Supplied information ▸
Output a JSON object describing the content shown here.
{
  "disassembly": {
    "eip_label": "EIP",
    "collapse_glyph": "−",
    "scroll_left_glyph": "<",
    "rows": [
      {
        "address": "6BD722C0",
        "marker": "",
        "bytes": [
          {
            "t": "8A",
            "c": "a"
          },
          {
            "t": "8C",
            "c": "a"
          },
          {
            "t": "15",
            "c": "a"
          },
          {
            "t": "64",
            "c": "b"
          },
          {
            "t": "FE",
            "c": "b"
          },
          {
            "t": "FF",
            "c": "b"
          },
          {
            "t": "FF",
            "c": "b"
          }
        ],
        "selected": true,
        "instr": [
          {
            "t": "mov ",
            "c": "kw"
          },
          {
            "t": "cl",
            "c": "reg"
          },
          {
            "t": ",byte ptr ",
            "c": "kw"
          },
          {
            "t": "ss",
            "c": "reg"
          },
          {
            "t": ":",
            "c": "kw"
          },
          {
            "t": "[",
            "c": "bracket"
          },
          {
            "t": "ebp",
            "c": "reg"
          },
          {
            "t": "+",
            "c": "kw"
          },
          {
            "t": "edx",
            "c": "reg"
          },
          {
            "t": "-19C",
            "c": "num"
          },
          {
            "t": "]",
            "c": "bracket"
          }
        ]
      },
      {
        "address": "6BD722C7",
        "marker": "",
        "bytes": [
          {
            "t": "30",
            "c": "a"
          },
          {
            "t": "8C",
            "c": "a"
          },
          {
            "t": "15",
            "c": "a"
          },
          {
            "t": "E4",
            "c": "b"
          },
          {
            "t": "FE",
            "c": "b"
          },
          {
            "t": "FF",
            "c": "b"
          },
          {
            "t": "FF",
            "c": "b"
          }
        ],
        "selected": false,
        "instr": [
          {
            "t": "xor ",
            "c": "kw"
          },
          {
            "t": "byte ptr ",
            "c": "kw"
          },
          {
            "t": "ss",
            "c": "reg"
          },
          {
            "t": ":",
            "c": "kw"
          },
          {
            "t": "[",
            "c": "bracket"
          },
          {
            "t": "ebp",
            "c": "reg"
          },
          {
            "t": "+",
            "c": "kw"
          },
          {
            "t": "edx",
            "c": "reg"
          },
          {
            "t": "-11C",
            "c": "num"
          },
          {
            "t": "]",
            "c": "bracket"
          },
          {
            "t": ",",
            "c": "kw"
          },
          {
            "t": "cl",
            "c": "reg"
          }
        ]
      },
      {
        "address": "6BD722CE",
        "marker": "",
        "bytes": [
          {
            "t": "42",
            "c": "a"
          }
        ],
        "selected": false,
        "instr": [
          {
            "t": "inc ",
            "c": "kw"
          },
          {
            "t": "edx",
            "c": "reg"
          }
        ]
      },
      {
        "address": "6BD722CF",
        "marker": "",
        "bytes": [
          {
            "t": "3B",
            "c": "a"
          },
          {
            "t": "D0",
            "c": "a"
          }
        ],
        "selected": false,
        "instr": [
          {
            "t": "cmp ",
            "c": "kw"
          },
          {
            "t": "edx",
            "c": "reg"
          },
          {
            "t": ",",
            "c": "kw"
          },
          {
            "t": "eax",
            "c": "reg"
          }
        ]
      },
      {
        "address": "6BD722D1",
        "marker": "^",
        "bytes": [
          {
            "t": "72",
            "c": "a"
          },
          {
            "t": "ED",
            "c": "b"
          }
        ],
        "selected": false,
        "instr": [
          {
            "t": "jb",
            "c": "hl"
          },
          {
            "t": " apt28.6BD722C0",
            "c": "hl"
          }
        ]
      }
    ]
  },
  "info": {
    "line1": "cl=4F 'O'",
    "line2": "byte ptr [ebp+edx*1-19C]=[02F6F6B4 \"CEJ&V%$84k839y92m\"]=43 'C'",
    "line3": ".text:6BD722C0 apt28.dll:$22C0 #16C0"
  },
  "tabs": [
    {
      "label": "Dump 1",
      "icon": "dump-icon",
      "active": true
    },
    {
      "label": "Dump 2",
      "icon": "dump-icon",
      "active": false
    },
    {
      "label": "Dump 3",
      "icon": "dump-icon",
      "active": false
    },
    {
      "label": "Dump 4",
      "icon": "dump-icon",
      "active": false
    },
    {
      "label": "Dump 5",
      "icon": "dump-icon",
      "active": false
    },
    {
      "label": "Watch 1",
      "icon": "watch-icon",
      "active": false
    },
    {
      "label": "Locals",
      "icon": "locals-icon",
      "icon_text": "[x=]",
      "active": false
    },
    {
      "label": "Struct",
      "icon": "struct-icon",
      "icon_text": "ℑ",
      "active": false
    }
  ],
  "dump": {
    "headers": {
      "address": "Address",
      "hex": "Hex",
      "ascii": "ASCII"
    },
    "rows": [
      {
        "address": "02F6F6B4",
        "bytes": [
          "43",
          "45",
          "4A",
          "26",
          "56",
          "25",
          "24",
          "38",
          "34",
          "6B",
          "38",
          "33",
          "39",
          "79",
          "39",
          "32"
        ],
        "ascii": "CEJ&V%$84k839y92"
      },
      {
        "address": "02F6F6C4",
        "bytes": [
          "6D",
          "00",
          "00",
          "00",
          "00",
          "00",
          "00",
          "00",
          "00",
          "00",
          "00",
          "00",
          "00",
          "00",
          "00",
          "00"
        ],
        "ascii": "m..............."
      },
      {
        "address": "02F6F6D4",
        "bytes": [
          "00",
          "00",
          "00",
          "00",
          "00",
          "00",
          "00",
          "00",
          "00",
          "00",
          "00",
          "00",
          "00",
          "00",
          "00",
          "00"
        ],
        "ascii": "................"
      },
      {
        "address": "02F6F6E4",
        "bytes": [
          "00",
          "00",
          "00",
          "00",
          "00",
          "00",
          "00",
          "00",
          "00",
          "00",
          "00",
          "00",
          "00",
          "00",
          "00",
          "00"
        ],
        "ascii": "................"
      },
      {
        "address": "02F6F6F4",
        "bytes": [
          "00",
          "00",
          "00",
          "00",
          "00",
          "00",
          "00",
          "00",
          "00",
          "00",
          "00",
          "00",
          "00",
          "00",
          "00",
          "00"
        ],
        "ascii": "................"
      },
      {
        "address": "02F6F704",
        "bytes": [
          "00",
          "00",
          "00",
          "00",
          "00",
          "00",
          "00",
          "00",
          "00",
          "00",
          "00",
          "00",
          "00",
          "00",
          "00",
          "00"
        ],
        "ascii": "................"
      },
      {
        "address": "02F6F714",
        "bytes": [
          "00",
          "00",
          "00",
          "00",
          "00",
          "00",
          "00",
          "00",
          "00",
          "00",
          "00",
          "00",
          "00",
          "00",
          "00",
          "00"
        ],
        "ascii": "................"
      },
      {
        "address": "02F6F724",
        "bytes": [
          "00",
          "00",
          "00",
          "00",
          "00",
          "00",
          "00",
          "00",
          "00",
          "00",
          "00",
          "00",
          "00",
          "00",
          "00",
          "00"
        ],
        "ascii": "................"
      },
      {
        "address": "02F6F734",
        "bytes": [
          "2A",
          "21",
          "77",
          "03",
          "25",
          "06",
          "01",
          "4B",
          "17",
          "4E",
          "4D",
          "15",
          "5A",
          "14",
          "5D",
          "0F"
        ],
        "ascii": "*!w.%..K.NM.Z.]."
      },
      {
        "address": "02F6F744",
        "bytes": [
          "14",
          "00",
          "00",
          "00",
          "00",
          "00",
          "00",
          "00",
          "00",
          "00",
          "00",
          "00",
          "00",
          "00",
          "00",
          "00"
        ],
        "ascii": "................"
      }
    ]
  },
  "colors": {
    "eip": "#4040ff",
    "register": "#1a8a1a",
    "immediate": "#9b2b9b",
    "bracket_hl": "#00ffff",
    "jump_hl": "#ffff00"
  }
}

What is needed ▸ Quote the entire listing above exactly.

Task result ▸
Output a JSON object describing the content shown here.
{
  "disassembly": {
    "eip_label": "EIP",
    "collapse_glyph": "−",
    "scroll_left_glyph": "<",
    "rows": [
      {
        "address": "6BD722C0",
        "marker": "",
        "bytes": [
          {
            "t": "8A",
            "c": "a"
          },
          {
            "t": "8C",
            "c": "a"
          },
          {
            "t": "15",
            "c": "a"
          },
          {
            "t": "64",
            "c": "b"
          },
          {
            "t": "FE",
            "c": "b"
          },
          {
            "t": "FF",
            "c": "b"
          },
          {
            "t": "FF",
            "c": "b"
          }
        ],
        "selected": true,
        "instr": [
          {
            "t": "mov ",
            "c": "kw"
          },
          {
            "t": "cl",
            "c": "reg"
          },
          {
            "t": ",byte ptr ",
            "c": "kw"
          },
          {
            "t": "ss",
            "c": "reg"
          },
          {
            "t": ":",
            "c": "kw"
          },
          {
            "t": "[",
            "c": "bracket"
          },
          {
            "t": "ebp",
            "c": "reg"
          },
          {
            "t": "+",
            "c": "kw"
          },
          {
            "t": "edx",
            "c": "reg"
          },
          {
            "t": "-19C",
            "c": "num"
          },
          {
            "t": "]",
            "c": "bracket"
          }
        ]
      },
      {
        "address": "6BD722C7",
        "marker": "",
        "bytes": [
          {
            "t": "30",
            "c": "a"
          },
          {
            "t": "8C",
            "c": "a"
          },
          {
            "t": "15",
            "c": "a"
          },
          {
            "t": "E4",
            "c": "b"
          },
          {
            "t": "FE",
            "c": "b"
          },
          {
            "t": "FF",
            "c": "b"
          },
          {
            "t": "FF",
            "c": "b"
          }
        ],
        "selected": false,
        "instr": [
          {
            "t": "xor ",
            "c": "kw"
          },
          {
            "t": "byte ptr ",
            "c": "kw"
          },
          {
            "t": "ss",
            "c": "reg"
          },
          {
            "t": ":",
            "c": "kw"
          },
          {
            "t": "[",
            "c": "bracket"
          },
          {
            "t": "ebp",
            "c": "reg"
          },
          {
            "t": "+",
            "c": "kw"
          },
          {
            "t": "edx",
            "c": "reg"
          },
          {
            "t": "-11C",
            "c": "num"
          },
          {
            "t": "]",
            "c": "bracket"
          },
          {
            "t": ",",
            "c": "kw"
          },
          {
            "t": "cl",
            "c": "reg"
          }
        ]
      },
      {
        "address": "6BD722CE",
        "marker": "",
        "bytes": [
          {
            "t": "42",
            "c": "a"
          }
        ],
        "selected": false,
        "instr": [
          {
            "t": "inc ",
            "c": "kw"
          },
          {
            "t": "edx",
            "c": "reg"
          }
        ]
      },
      {
        "address": "6BD722CF",
        "marker": "",
        "bytes": [
          {
            "t": "3B",
            "c": "a"
          },
          {
            "t": "D0",
            "c": "a"
          }
        ],
        "selected": false,
        "instr": [
          {
            "t": "cmp ",
            "c": "kw"
          },
          {
            "t": "edx",
            "c": "reg"
          },
          {
            "t": ",",
            "c": "kw"
          },
          {
            "t": "eax",
            "c": "reg"
          }
        ]
      },
      {
        "address": "6BD722D1",
        "marker": "^",
        "bytes": [
          {
            "t": "72",
            "c": "a"
          },
          {
            "t": "ED",
            "c": "b"
          }
        ],
        "selected": false,
        "instr": [
          {
            "t": "jb",
            "c": "hl"
          },
          {
            "t": " apt28.6BD722C0",
            "c": "hl"
          }
        ]
      }
    ]
  },
  "info": {
    "line1": "cl=4F 'O'",
    "line2": "byte ptr [ebp+edx*1-19C]=[02F6F6B4 \"CEJ&V%$84k839y92m\"]=43 'C'",
    "line3": ".text:6BD722C0 apt28.dll:$22C0 #16C0"
  },
  "tabs": [
    {
      "label": "Dump 1",
      "icon": "dump-icon",
      "active": true
    },
    {
      "label": "Dump 2",
      "icon": "dump-icon",
      "active": false
    },
    {
      "label": "Dump 3",
      "icon": "dump-icon",
      "active": false
    },
    {
      "label": "Dump 4",
      "icon": "dump-icon",
      "active": false
    },
    {
      "label": "Dump 5",
      "icon": "dump-icon",
      "active": false
    },
    {
      "label": "Watch 1",
      "icon": "watch-icon",
      "active": false
    },
    {
      "label": "Locals",
      "icon": "locals-icon",
      "icon_text": "[x=]",
      "active": false
    },
    {
      "label": "Struct",
      "icon": "struct-icon",
      "icon_text": "ℑ",
      "active": false
    }
  ],
  "dump": {
    "headers": {
      "address": "Address",
      "hex": "Hex",
      "ascii": "ASCII"
    },
    "rows": [
      {
        "address": "02F6F6B4",
        "bytes": [
          "43",
          "45",
          "4A",
          "26",
          "56",
          "25",
          "24",
          "38",
          "34",
          "6B",
          "38",
          "33",
          "39",
          "79",
          "39",
          "32"
        ],
        "ascii": "CEJ&V%$84k839y92"
      },
      {
        "address": "02F6F6C4",
        "bytes": [
          "6D",
          "00",
          "00",
          "00",
          "00",
          "00",
          "00",
          "00",
          "00",
          "00",
          "00",
          "00",
          "00",
          "00",
          "00",
          "00"
        ],
        "ascii": "m..............."
      },
      {
        "address": "02F6F6D4",
        "bytes": [
          "00",
          "00",
          "00",
          "00",
          "00",
          "00",
          "00",
          "00",
          "00",
          "00",
          "00",
          "00",
          "00",
          "00",
          "00",
          "00"
        ],
        "ascii": "................"
      },
      {
        "address": "02F6F6E4",
        "bytes": [
          "00",
          "00",
          "00",
          "00",
          "00",
          "00",
          "00",
          "00",
          "00",
          "00",
          "00",
          "00",
          "00",
          "00",
          "00",
          "00"
        ],
        "ascii": "................"
      },
      {
        "address": "02F6F6F4",
        "bytes": [
          "00",
          "00",
          "00",
          "00",
          "00",
          "00",
          "00",
          "00",
          "00",
          "00",
          "00",
          "00",
          "00",
          "00",
          "00",
          "00"
        ],
        "ascii": "................"
      },
      {
        "address": "02F6F704",
        "bytes": [
          "00",
          "00",
          "00",
          "00",
          "00",
          "00",
          "00",
          "00",
          "00",
          "00",
          "00",
          "00",
          "00",
          "00",
          "00",
          "00"
        ],
        "ascii": "................"
      },
      {
        "address": "02F6F714",
        "bytes": [
          "00",
          "00",
          "00",
          "00",
          "00",
          "00",
          "00",
          "00",
          "00",
          "00",
          "00",
          "00",
          "00",
          "00",
          "00",
          "00"
        ],
        "ascii": "................"
      },
      {
        "address": "02F6F724",
        "bytes": [
          "00",
          "00",
          "00",
          "00",
          "00",
          "00",
          "00",
          "00",
          "00",
          "00",
          "00",
          "00",
          "00",
          "00",
          "00",
          "00"
        ],
        "ascii": "................"
      },
      {
        "address": "02F6F734",
        "bytes": [
          "2A",
          "21",
          "77",
          "03",
          "25",
          "06",
          "01",
          "4B",
          "17",
          "4E",
          "4D",
          "15",
          "5A",
          "14",
          "5D",
          "0F"
        ],
        "ascii": "*!w.%..K.NM.Z.]."
      },
      {
        "address": "02F6F744",
        "bytes": [
          "14",
          "00",
          "00",
          "00",
          "00",
          "00",
          "00",
          "00",
          "00",
          "00",
          "00",
          "00",
          "00",
          "00",
          "00",
          "00"
        ],
        "ascii": "................"
      }
    ]
  },
  "colors": {
    "eip": "#4040ff",
    "register": "#1a8a1a",
    "immediate": "#9b2b9b",
    "bracket_hl": "#00ffff",
    "jump_hl": "#ffff00"
  }
}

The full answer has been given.